▸ DESCRIPTION OF THE TASK: Set the listing down unchanged, minus every embedded image.

***** RECORDS PROVIDED *****

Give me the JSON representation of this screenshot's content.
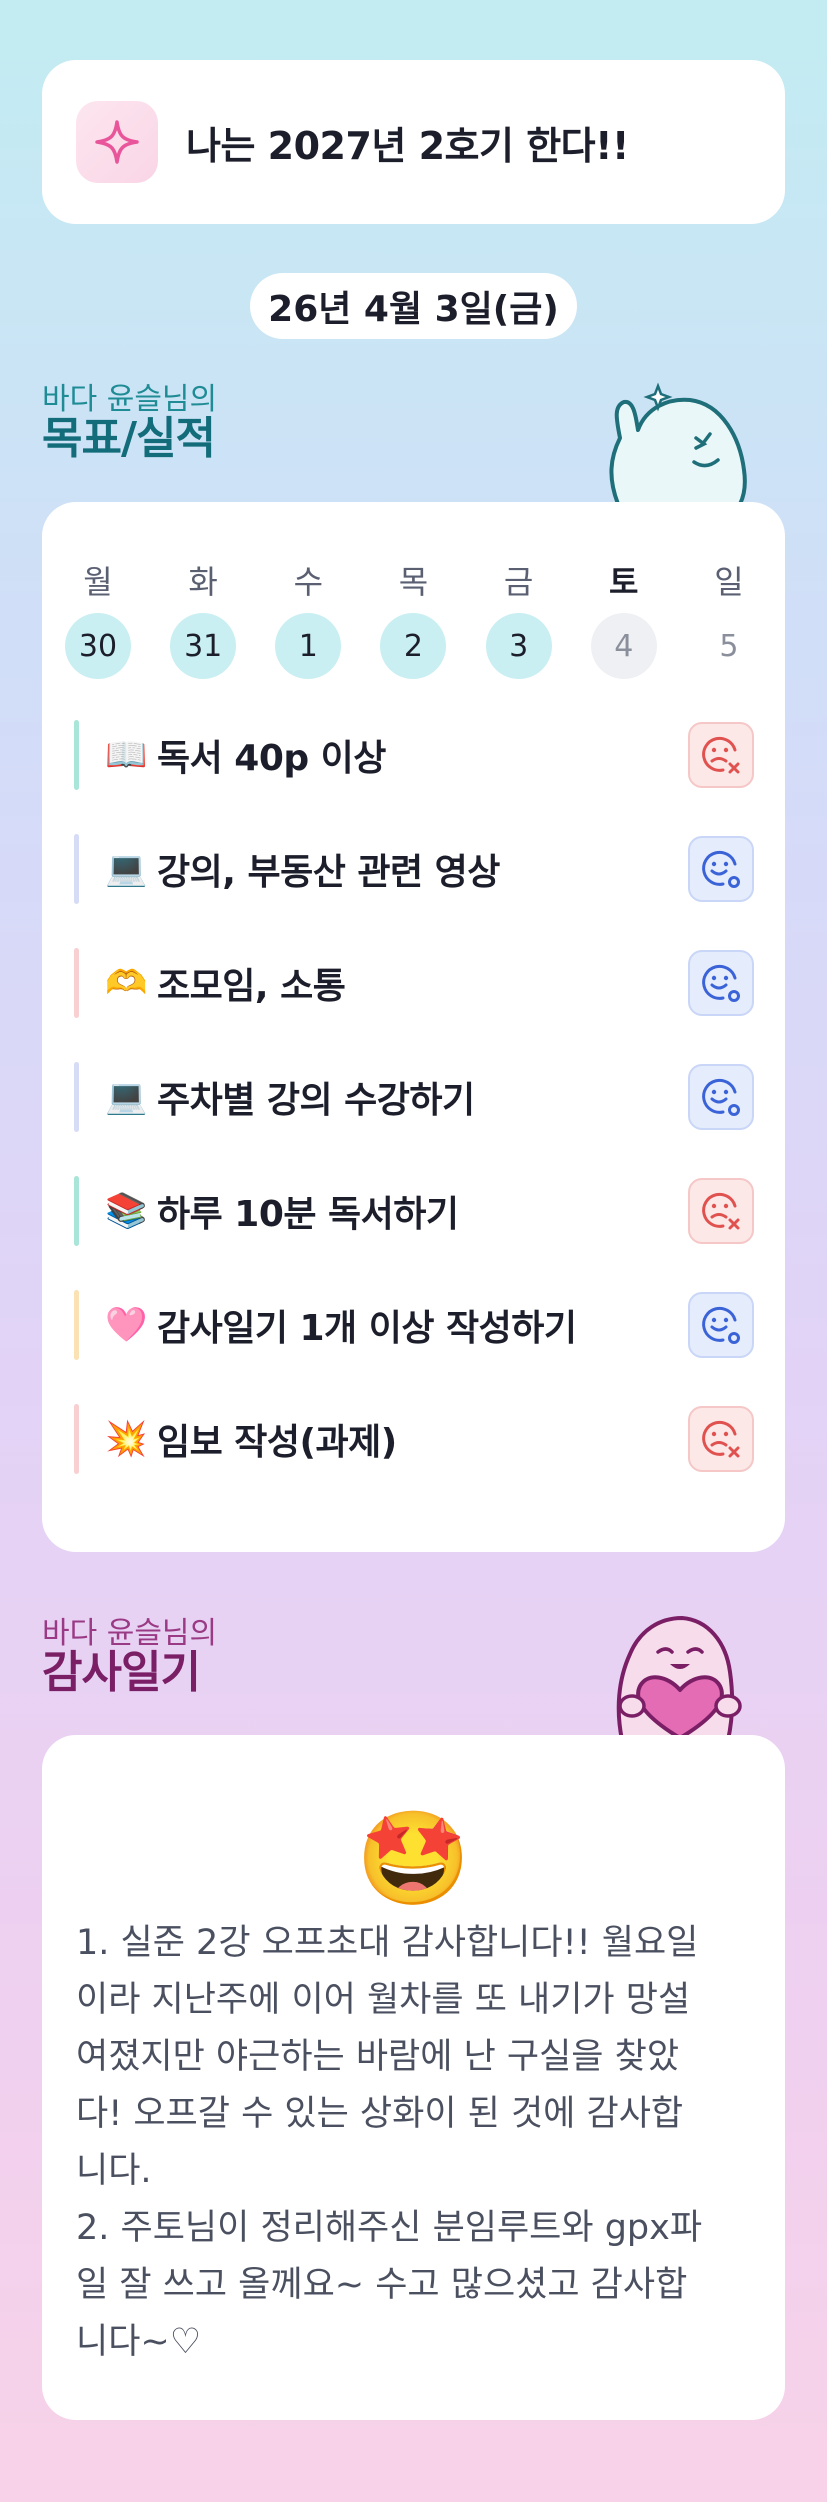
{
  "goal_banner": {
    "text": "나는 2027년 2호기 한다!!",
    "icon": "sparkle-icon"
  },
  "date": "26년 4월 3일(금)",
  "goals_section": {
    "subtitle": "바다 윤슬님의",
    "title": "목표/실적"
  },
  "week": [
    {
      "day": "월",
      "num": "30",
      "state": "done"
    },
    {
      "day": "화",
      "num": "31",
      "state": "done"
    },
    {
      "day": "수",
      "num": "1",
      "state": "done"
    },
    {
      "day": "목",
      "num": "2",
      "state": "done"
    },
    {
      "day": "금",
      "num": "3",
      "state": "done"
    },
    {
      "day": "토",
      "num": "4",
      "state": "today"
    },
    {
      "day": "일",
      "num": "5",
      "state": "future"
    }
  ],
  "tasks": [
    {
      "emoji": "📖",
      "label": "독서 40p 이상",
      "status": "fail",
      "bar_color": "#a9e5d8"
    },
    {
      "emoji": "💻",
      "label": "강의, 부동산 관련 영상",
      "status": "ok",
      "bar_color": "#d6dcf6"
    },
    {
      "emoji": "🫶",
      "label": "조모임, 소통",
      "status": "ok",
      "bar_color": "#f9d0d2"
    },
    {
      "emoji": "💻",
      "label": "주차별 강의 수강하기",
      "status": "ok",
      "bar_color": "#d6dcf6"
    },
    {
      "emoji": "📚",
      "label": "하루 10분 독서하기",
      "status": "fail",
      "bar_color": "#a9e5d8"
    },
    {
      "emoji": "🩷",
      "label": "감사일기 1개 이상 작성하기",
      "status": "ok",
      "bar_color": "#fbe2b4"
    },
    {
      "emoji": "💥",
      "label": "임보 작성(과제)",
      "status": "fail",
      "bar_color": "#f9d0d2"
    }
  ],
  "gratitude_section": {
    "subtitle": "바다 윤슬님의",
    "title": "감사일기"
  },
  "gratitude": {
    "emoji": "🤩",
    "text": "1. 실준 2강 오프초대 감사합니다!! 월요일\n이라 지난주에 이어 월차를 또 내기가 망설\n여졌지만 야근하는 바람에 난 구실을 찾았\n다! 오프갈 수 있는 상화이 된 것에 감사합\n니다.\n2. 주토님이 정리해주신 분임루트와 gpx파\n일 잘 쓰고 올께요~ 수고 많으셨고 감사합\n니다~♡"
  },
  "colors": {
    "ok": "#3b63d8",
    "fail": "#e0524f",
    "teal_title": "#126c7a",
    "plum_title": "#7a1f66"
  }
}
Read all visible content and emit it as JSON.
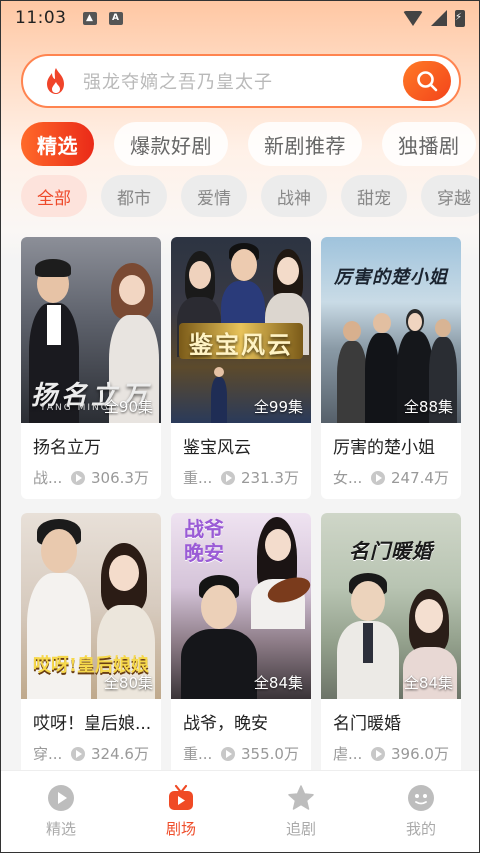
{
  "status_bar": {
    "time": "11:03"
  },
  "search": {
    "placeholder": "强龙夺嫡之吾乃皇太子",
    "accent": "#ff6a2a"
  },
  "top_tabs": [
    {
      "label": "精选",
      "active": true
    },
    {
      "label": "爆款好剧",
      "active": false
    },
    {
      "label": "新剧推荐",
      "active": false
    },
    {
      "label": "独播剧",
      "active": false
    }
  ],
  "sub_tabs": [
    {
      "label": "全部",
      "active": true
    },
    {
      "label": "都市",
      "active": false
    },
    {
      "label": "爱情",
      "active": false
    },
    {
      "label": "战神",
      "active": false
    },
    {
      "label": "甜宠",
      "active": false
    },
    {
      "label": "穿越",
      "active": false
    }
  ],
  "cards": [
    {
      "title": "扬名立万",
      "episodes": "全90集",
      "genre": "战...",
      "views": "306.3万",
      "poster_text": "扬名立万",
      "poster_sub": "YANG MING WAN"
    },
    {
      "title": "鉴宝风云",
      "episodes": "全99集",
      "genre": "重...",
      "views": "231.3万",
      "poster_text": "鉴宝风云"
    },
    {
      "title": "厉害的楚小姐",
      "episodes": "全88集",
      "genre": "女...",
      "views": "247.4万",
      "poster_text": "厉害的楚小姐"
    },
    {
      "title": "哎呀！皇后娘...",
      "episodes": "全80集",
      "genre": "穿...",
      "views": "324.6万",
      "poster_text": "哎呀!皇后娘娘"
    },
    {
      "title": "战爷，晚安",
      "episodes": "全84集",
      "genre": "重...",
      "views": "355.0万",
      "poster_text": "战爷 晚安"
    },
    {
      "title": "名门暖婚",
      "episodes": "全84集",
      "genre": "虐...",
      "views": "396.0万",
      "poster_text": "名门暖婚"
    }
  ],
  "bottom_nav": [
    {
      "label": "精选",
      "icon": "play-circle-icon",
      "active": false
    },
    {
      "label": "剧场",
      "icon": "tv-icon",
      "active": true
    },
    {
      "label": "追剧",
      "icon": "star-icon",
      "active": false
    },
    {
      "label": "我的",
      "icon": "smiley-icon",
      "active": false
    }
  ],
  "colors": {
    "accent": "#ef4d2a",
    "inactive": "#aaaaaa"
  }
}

*****

▸ COMPLETE ANSWER:
Give me the JSON representation of this screenshot's content.
{
  "goal_banner": {
    "text": "나는 2027년 2호기 한다!!",
    "icon": "sparkle-icon"
  },
  "date": "26년 4월 3일(금)",
  "goals_section": {
    "subtitle": "바다 윤슬님의",
    "title": "목표/실적"
  },
  "week": [
    {
      "day": "월",
      "num": "30",
      "state": "done"
    },
    {
      "day": "화",
      "num": "31",
      "state": "done"
    },
    {
      "day": "수",
      "num": "1",
      "state": "done"
    },
    {
      "day": "목",
      "num": "2",
      "state": "done"
    },
    {
      "day": "금",
      "num": "3",
      "state": "done"
    },
    {
      "day": "토",
      "num": "4",
      "state": "today"
    },
    {
      "day": "일",
      "num": "5",
      "state": "future"
    }
  ],
  "tasks": [
    {
      "emoji": "📖",
      "label": "독서 40p 이상",
      "status": "fail",
      "bar_color": "#a9e5d8"
    },
    {
      "emoji": "💻",
      "label": "강의, 부동산 관련 영상",
      "status": "ok",
      "bar_color": "#d6dcf6"
    },
    {
      "emoji": "🫶",
      "label": "조모임, 소통",
      "status": "ok",
      "bar_color": "#f9d0d2"
    },
    {
      "emoji": "💻",
      "label": "주차별 강의 수강하기",
      "status": "ok",
      "bar_color": "#d6dcf6"
    },
    {
      "emoji": "📚",
      "label": "하루 10분 독서하기",
      "status": "fail",
      "bar_color": "#a9e5d8"
    },
    {
      "emoji": "🩷",
      "label": "감사일기 1개 이상 작성하기",
      "status": "ok",
      "bar_color": "#fbe2b4"
    },
    {
      "emoji": "💥",
      "label": "임보 작성(과제)",
      "status": "fail",
      "bar_color": "#f9d0d2"
    }
  ],
  "gratitude_section": {
    "subtitle": "바다 윤슬님의",
    "title": "감사일기"
  },
  "gratitude": {
    "emoji": "🤩",
    "text": "1. 실준 2강 오프초대 감사합니다!! 월요일\n이라 지난주에 이어 월차를 또 내기가 망설\n여졌지만 야근하는 바람에 난 구실을 찾았\n다! 오프갈 수 있는 상화이 된 것에 감사합\n니다.\n2. 주토님이 정리해주신 분임루트와 gpx파\n일 잘 쓰고 올께요~ 수고 많으셨고 감사합\n니다~♡"
  },
  "colors": {
    "ok": "#3b63d8",
    "fail": "#e0524f",
    "teal_title": "#126c7a",
    "plum_title": "#7a1f66"
  }
}
Read all visible content and emit it as JSON.
{
  "status_bar": {
    "time": "11:03"
  },
  "search": {
    "placeholder": "强龙夺嫡之吾乃皇太子",
    "accent": "#ff6a2a"
  },
  "top_tabs": [
    {
      "label": "精选",
      "active": true
    },
    {
      "label": "爆款好剧",
      "active": false
    },
    {
      "label": "新剧推荐",
      "active": false
    },
    {
      "label": "独播剧",
      "active": false
    }
  ],
  "sub_tabs": [
    {
      "label": "全部",
      "active": true
    },
    {
      "label": "都市",
      "active": false
    },
    {
      "label": "爱情",
      "active": false
    },
    {
      "label": "战神",
      "active": false
    },
    {
      "label": "甜宠",
      "active": false
    },
    {
      "label": "穿越",
      "active": false
    }
  ],
  "cards": [
    {
      "title": "扬名立万",
      "episodes": "全90集",
      "genre": "战...",
      "views": "306.3万",
      "poster_text": "扬名立万",
      "poster_sub": "YANG MING WAN"
    },
    {
      "title": "鉴宝风云",
      "episodes": "全99集",
      "genre": "重...",
      "views": "231.3万",
      "poster_text": "鉴宝风云"
    },
    {
      "title": "厉害的楚小姐",
      "episodes": "全88集",
      "genre": "女...",
      "views": "247.4万",
      "poster_text": "厉害的楚小姐"
    },
    {
      "title": "哎呀！皇后娘...",
      "episodes": "全80集",
      "genre": "穿...",
      "views": "324.6万",
      "poster_text": "哎呀!皇后娘娘"
    },
    {
      "title": "战爷，晚安",
      "episodes": "全84集",
      "genre": "重...",
      "views": "355.0万",
      "poster_text": "战爷 晚安"
    },
    {
      "title": "名门暖婚",
      "episodes": "全84集",
      "genre": "虐...",
      "views": "396.0万",
      "poster_text": "名门暖婚"
    }
  ],
  "bottom_nav": [
    {
      "label": "精选",
      "icon": "play-circle-icon",
      "active": false
    },
    {
      "label": "剧场",
      "icon": "tv-icon",
      "active": true
    },
    {
      "label": "追剧",
      "icon": "star-icon",
      "active": false
    },
    {
      "label": "我的",
      "icon": "smiley-icon",
      "active": false
    }
  ],
  "colors": {
    "accent": "#ef4d2a",
    "inactive": "#aaaaaa"
  }
}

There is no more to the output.